• What the task asks: Go through the entries below and write each one out exactly.

Rows from a figure dataset
□ □ □

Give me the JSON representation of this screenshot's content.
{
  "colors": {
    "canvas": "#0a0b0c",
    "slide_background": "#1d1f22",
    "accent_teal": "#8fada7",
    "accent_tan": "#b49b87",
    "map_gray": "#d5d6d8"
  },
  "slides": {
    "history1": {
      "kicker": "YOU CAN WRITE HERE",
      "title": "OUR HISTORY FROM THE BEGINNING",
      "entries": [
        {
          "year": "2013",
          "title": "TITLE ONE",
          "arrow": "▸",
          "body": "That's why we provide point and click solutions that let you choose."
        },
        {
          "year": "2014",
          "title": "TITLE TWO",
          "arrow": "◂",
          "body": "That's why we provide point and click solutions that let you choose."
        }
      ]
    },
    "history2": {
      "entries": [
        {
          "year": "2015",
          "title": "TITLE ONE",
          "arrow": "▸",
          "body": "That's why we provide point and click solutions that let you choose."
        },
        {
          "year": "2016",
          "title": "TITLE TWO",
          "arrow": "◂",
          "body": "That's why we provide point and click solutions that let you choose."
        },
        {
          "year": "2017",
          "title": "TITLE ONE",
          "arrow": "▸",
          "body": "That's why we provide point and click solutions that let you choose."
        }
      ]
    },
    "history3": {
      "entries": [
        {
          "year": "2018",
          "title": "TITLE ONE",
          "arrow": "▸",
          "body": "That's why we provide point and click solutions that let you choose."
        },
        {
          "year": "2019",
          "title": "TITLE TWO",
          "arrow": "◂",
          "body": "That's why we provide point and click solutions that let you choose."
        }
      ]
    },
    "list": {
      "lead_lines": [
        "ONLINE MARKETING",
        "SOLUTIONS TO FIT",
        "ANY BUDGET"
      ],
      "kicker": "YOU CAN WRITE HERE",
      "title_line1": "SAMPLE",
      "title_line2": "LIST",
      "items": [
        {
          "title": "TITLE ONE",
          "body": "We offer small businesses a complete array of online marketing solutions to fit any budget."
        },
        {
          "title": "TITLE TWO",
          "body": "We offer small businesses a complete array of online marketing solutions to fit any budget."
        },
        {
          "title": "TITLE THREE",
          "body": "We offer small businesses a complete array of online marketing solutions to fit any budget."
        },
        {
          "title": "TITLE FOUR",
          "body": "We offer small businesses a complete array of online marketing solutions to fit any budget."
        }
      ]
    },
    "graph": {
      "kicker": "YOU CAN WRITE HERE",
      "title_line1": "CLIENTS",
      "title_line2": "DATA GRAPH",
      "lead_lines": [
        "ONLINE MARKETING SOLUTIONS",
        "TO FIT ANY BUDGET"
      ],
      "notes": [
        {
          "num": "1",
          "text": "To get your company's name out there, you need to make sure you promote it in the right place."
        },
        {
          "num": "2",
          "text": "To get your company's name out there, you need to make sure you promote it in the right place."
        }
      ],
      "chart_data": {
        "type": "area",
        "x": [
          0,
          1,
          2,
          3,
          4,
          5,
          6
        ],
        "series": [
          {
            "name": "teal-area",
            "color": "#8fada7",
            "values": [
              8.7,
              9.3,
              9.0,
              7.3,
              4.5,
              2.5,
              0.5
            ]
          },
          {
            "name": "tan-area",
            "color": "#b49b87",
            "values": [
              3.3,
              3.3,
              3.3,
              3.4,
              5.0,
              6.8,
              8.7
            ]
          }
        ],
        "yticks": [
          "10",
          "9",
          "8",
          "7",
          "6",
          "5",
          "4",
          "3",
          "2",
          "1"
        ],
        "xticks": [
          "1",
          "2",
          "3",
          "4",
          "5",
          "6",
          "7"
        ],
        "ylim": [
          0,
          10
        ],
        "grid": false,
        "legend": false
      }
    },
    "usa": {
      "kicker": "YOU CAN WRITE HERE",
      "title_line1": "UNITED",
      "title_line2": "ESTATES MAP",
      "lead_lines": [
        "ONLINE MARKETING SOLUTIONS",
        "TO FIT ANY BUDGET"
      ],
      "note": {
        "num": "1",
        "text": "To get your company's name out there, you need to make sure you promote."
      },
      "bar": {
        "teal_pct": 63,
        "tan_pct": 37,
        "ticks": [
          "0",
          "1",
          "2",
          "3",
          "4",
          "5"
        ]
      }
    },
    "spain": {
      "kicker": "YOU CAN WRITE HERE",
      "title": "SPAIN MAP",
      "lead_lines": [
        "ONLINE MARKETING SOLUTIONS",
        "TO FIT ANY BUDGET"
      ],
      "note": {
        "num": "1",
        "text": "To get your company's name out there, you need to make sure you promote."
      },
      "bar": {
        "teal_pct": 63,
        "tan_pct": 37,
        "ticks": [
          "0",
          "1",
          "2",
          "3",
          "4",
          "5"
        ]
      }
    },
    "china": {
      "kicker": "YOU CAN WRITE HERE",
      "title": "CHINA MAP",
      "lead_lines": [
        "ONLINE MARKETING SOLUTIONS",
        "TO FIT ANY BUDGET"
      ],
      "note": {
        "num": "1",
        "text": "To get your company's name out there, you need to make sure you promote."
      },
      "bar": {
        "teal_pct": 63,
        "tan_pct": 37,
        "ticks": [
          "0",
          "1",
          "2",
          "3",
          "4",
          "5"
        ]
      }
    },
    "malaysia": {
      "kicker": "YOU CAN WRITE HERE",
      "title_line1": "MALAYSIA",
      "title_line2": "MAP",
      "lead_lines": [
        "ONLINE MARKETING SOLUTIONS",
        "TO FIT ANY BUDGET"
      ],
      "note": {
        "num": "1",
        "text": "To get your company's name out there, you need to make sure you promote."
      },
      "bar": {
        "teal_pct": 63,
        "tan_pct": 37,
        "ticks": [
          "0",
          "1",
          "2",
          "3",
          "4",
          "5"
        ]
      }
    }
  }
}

□ □ □

• Task response:
Give me the JSON representation of this screenshot's content.
{
  "colors": {
    "canvas": "#0a0b0c",
    "slide_background": "#1d1f22",
    "accent_teal": "#8fada7",
    "accent_tan": "#b49b87",
    "map_gray": "#d5d6d8"
  },
  "slides": {
    "history1": {
      "kicker": "YOU CAN WRITE HERE",
      "title": "OUR HISTORY FROM THE BEGINNING",
      "entries": [
        {
          "year": "2013",
          "title": "TITLE ONE",
          "arrow": "▸",
          "body": "That's why we provide point and click solutions that let you choose."
        },
        {
          "year": "2014",
          "title": "TITLE TWO",
          "arrow": "◂",
          "body": "That's why we provide point and click solutions that let you choose."
        }
      ]
    },
    "history2": {
      "entries": [
        {
          "year": "2015",
          "title": "TITLE ONE",
          "arrow": "▸",
          "body": "That's why we provide point and click solutions that let you choose."
        },
        {
          "year": "2016",
          "title": "TITLE TWO",
          "arrow": "◂",
          "body": "That's why we provide point and click solutions that let you choose."
        },
        {
          "year": "2017",
          "title": "TITLE ONE",
          "arrow": "▸",
          "body": "That's why we provide point and click solutions that let you choose."
        }
      ]
    },
    "history3": {
      "entries": [
        {
          "year": "2018",
          "title": "TITLE ONE",
          "arrow": "▸",
          "body": "That's why we provide point and click solutions that let you choose."
        },
        {
          "year": "2019",
          "title": "TITLE TWO",
          "arrow": "◂",
          "body": "That's why we provide point and click solutions that let you choose."
        }
      ]
    },
    "list": {
      "lead_lines": [
        "ONLINE MARKETING",
        "SOLUTIONS TO FIT",
        "ANY BUDGET"
      ],
      "kicker": "YOU CAN WRITE HERE",
      "title_line1": "SAMPLE",
      "title_line2": "LIST",
      "items": [
        {
          "title": "TITLE ONE",
          "body": "We offer small businesses a complete array of online marketing solutions to fit any budget."
        },
        {
          "title": "TITLE TWO",
          "body": "We offer small businesses a complete array of online marketing solutions to fit any budget."
        },
        {
          "title": "TITLE THREE",
          "body": "We offer small businesses a complete array of online marketing solutions to fit any budget."
        },
        {
          "title": "TITLE FOUR",
          "body": "We offer small businesses a complete array of online marketing solutions to fit any budget."
        }
      ]
    },
    "graph": {
      "kicker": "YOU CAN WRITE HERE",
      "title_line1": "CLIENTS",
      "title_line2": "DATA GRAPH",
      "lead_lines": [
        "ONLINE MARKETING SOLUTIONS",
        "TO FIT ANY BUDGET"
      ],
      "notes": [
        {
          "num": "1",
          "text": "To get your company's name out there, you need to make sure you promote it in the right place."
        },
        {
          "num": "2",
          "text": "To get your company's name out there, you need to make sure you promote it in the right place."
        }
      ],
      "chart_data": {
        "type": "area",
        "x": [
          0,
          1,
          2,
          3,
          4,
          5,
          6
        ],
        "series": [
          {
            "name": "teal-area",
            "color": "#8fada7",
            "values": [
              8.7,
              9.3,
              9.0,
              7.3,
              4.5,
              2.5,
              0.5
            ]
          },
          {
            "name": "tan-area",
            "color": "#b49b87",
            "values": [
              3.3,
              3.3,
              3.3,
              3.4,
              5.0,
              6.8,
              8.7
            ]
          }
        ],
        "yticks": [
          "10",
          "9",
          "8",
          "7",
          "6",
          "5",
          "4",
          "3",
          "2",
          "1"
        ],
        "xticks": [
          "1",
          "2",
          "3",
          "4",
          "5",
          "6",
          "7"
        ],
        "ylim": [
          0,
          10
        ],
        "grid": false,
        "legend": false
      }
    },
    "usa": {
      "kicker": "YOU CAN WRITE HERE",
      "title_line1": "UNITED",
      "title_line2": "ESTATES MAP",
      "lead_lines": [
        "ONLINE MARKETING SOLUTIONS",
        "TO FIT ANY BUDGET"
      ],
      "note": {
        "num": "1",
        "text": "To get your company's name out there, you need to make sure you promote."
      },
      "bar": {
        "teal_pct": 63,
        "tan_pct": 37,
        "ticks": [
          "0",
          "1",
          "2",
          "3",
          "4",
          "5"
        ]
      }
    },
    "spain": {
      "kicker": "YOU CAN WRITE HERE",
      "title": "SPAIN MAP",
      "lead_lines": [
        "ONLINE MARKETING SOLUTIONS",
        "TO FIT ANY BUDGET"
      ],
      "note": {
        "num": "1",
        "text": "To get your company's name out there, you need to make sure you promote."
      },
      "bar": {
        "teal_pct": 63,
        "tan_pct": 37,
        "ticks": [
          "0",
          "1",
          "2",
          "3",
          "4",
          "5"
        ]
      }
    },
    "china": {
      "kicker": "YOU CAN WRITE HERE",
      "title": "CHINA MAP",
      "lead_lines": [
        "ONLINE MARKETING SOLUTIONS",
        "TO FIT ANY BUDGET"
      ],
      "note": {
        "num": "1",
        "text": "To get your company's name out there, you need to make sure you promote."
      },
      "bar": {
        "teal_pct": 63,
        "tan_pct": 37,
        "ticks": [
          "0",
          "1",
          "2",
          "3",
          "4",
          "5"
        ]
      }
    },
    "malaysia": {
      "kicker": "YOU CAN WRITE HERE",
      "title_line1": "MALAYSIA",
      "title_line2": "MAP",
      "lead_lines": [
        "ONLINE MARKETING SOLUTIONS",
        "TO FIT ANY BUDGET"
      ],
      "note": {
        "num": "1",
        "text": "To get your company's name out there, you need to make sure you promote."
      },
      "bar": {
        "teal_pct": 63,
        "tan_pct": 37,
        "ticks": [
          "0",
          "1",
          "2",
          "3",
          "4",
          "5"
        ]
      }
    }
  }
}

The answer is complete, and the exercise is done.